- **RECORDS SUPPLIED**:
= = = = =
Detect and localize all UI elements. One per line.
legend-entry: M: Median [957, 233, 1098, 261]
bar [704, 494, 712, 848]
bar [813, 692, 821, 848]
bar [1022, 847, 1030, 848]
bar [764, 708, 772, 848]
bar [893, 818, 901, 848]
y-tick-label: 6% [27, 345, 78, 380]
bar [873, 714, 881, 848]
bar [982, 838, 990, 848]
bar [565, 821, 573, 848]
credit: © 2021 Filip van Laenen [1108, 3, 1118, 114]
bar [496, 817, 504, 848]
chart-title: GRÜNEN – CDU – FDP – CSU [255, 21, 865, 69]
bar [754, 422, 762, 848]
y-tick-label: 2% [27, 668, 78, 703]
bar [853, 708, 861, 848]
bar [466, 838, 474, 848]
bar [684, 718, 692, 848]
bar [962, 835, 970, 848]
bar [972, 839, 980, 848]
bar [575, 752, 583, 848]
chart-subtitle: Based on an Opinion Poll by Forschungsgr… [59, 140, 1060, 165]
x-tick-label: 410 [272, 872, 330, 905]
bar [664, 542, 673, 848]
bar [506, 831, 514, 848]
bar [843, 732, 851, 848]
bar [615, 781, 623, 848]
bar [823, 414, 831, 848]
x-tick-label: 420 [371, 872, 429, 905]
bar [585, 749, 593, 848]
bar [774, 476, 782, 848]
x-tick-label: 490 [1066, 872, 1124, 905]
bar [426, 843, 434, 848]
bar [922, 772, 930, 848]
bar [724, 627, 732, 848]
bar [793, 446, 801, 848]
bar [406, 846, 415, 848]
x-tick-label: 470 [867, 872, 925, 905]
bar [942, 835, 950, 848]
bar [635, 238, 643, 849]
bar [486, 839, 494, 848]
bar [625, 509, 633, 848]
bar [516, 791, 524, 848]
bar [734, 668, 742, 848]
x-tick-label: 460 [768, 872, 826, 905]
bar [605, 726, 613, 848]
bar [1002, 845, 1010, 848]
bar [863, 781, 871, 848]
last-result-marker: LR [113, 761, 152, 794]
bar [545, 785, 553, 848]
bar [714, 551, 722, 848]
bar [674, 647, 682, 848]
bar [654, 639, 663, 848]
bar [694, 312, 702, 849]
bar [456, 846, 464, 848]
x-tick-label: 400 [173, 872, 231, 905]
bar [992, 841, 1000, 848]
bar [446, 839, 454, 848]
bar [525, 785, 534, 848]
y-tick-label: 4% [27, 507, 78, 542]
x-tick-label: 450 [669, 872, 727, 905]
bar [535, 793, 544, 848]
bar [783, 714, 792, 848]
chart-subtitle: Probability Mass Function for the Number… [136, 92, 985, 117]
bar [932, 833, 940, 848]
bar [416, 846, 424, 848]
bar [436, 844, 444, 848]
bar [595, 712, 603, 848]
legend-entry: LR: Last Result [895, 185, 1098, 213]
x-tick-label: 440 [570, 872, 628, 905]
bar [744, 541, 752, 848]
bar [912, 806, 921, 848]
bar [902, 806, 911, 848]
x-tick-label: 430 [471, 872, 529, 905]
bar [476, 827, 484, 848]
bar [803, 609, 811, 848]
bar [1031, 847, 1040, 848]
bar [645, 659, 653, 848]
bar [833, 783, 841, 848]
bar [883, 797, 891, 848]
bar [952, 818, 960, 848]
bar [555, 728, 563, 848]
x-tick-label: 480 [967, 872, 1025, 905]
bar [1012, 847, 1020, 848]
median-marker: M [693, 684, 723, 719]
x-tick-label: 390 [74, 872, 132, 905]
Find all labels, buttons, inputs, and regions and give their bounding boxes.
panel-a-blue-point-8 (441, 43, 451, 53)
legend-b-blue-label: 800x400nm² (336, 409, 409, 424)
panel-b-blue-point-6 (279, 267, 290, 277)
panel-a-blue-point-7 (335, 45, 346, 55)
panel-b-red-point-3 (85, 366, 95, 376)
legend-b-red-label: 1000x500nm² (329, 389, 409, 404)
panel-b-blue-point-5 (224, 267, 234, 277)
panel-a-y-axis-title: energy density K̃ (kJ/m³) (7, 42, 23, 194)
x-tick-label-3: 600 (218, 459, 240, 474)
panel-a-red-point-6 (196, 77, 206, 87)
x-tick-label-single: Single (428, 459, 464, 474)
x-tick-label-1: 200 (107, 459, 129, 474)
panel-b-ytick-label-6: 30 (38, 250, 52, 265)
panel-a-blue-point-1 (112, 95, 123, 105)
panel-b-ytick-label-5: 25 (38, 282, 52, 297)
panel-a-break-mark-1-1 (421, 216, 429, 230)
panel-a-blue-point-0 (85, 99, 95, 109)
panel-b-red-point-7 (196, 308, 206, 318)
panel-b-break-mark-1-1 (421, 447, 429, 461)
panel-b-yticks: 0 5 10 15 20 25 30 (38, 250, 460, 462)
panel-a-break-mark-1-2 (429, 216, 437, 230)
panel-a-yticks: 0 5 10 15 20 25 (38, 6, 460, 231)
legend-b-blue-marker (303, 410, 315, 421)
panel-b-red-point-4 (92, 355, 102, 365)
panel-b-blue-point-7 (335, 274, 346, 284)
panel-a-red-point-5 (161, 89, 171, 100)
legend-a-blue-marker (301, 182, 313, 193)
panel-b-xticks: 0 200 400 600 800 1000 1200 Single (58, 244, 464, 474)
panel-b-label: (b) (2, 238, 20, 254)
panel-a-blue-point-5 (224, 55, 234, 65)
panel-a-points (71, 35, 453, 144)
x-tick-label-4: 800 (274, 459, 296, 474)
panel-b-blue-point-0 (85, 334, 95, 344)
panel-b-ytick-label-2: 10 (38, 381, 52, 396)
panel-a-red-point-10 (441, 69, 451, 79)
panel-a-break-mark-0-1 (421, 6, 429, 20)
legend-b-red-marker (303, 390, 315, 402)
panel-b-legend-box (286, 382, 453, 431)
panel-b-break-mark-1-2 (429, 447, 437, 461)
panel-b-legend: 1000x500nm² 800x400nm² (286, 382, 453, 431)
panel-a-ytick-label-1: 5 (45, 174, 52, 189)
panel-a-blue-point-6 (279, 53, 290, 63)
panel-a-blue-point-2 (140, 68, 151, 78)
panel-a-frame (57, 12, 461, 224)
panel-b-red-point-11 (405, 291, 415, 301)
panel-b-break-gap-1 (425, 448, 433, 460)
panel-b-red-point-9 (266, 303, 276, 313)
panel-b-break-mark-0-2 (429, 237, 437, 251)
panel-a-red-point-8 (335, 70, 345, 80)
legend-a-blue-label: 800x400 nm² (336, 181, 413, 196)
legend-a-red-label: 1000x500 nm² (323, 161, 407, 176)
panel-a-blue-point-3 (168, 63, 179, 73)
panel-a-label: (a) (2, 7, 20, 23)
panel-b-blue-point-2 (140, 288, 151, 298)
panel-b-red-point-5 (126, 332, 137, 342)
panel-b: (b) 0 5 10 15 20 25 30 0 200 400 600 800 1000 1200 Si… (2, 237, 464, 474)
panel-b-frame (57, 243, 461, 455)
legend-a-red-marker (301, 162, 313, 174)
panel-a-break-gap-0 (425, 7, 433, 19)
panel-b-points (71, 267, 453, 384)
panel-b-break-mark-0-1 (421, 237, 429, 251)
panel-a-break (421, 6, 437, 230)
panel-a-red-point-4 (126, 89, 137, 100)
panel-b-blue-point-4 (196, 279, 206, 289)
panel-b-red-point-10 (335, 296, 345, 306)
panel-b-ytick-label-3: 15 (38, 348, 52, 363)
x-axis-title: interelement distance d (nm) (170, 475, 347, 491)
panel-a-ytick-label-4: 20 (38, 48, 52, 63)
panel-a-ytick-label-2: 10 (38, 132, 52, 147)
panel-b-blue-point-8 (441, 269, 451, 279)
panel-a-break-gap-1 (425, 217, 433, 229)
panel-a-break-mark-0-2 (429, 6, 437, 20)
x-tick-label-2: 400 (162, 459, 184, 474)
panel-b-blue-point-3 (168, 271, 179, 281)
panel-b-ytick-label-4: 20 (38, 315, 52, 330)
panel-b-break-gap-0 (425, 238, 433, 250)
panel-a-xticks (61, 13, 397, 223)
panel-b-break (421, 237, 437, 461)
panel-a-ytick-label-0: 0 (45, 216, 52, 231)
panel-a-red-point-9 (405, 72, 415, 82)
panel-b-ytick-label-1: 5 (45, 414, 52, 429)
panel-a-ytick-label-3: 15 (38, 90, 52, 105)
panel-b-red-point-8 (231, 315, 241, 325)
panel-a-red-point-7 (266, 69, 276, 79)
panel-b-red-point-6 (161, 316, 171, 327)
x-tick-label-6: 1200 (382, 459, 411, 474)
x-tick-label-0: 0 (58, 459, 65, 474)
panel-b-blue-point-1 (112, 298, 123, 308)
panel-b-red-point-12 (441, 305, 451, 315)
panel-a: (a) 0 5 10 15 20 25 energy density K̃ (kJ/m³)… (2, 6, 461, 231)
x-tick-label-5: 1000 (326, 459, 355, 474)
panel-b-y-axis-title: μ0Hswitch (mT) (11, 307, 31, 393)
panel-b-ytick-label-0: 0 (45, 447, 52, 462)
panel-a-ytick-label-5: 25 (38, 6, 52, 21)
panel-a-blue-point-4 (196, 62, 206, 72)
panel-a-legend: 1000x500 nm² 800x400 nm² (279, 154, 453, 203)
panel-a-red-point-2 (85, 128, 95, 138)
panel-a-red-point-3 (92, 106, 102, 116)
= = = = =
- **STATED TASK**: Turn everything from the start of the entries down to the line containing "bar [535, 793, 544, 848]" into a numbered list, skipping any blank lines.

- **OUTPUT FOR THIS EXERCISE**:
1. Detect and localize all UI elements. One per line.
2. legend-entry: M: Median [957, 233, 1098, 261]
3. bar [704, 494, 712, 848]
4. bar [813, 692, 821, 848]
5. bar [1022, 847, 1030, 848]
6. bar [764, 708, 772, 848]
7. bar [893, 818, 901, 848]
8. y-tick-label: 6% [27, 345, 78, 380]
9. bar [873, 714, 881, 848]
10. bar [982, 838, 990, 848]
11. bar [565, 821, 573, 848]
12. credit: © 2021 Filip van Laenen [1108, 3, 1118, 114]
13. bar [496, 817, 504, 848]
14. chart-title: GRÜNEN – CDU – FDP – CSU [255, 21, 865, 69]
15. bar [754, 422, 762, 848]
16. y-tick-label: 2% [27, 668, 78, 703]
17. bar [853, 708, 861, 848]
18. bar [466, 838, 474, 848]
19. bar [684, 718, 692, 848]
20. bar [962, 835, 970, 848]
21. bar [972, 839, 980, 848]
22. bar [575, 752, 583, 848]
23. chart-subtitle: Based on an Opinion Poll by Forschungsgr… [59, 140, 1060, 165]
24. x-tick-label: 410 [272, 872, 330, 905]
25. bar [664, 542, 673, 848]
26. bar [506, 831, 514, 848]
27. bar [843, 732, 851, 848]
28. bar [615, 781, 623, 848]
29. bar [823, 414, 831, 848]
30. x-tick-label: 420 [371, 872, 429, 905]
31. bar [585, 749, 593, 848]
32. bar [774, 476, 782, 848]
33. x-tick-label: 490 [1066, 872, 1124, 905]
34. bar [426, 843, 434, 848]
35. bar [922, 772, 930, 848]
36. bar [724, 627, 732, 848]
37. bar [793, 446, 801, 848]
38. bar [406, 846, 415, 848]
39. x-tick-label: 470 [867, 872, 925, 905]
40. bar [942, 835, 950, 848]
41. bar [635, 238, 643, 849]
42. bar [486, 839, 494, 848]
43. bar [625, 509, 633, 848]
44. bar [516, 791, 524, 848]
45. bar [734, 668, 742, 848]
46. x-tick-label: 460 [768, 872, 826, 905]
47. bar [605, 726, 613, 848]
48. bar [1002, 845, 1010, 848]
49. bar [863, 781, 871, 848]
50. last-result-marker: LR [113, 761, 152, 794]
51. bar [545, 785, 553, 848]
52. bar [714, 551, 722, 848]
53. bar [674, 647, 682, 848]
54. bar [654, 639, 663, 848]
55. bar [694, 312, 702, 849]
56. bar [456, 846, 464, 848]
57. x-tick-label: 400 [173, 872, 231, 905]
58. bar [992, 841, 1000, 848]
59. bar [446, 839, 454, 848]
60. bar [525, 785, 534, 848]
61. y-tick-label: 4% [27, 507, 78, 542]
62. x-tick-label: 450 [669, 872, 727, 905]
63. bar [535, 793, 544, 848]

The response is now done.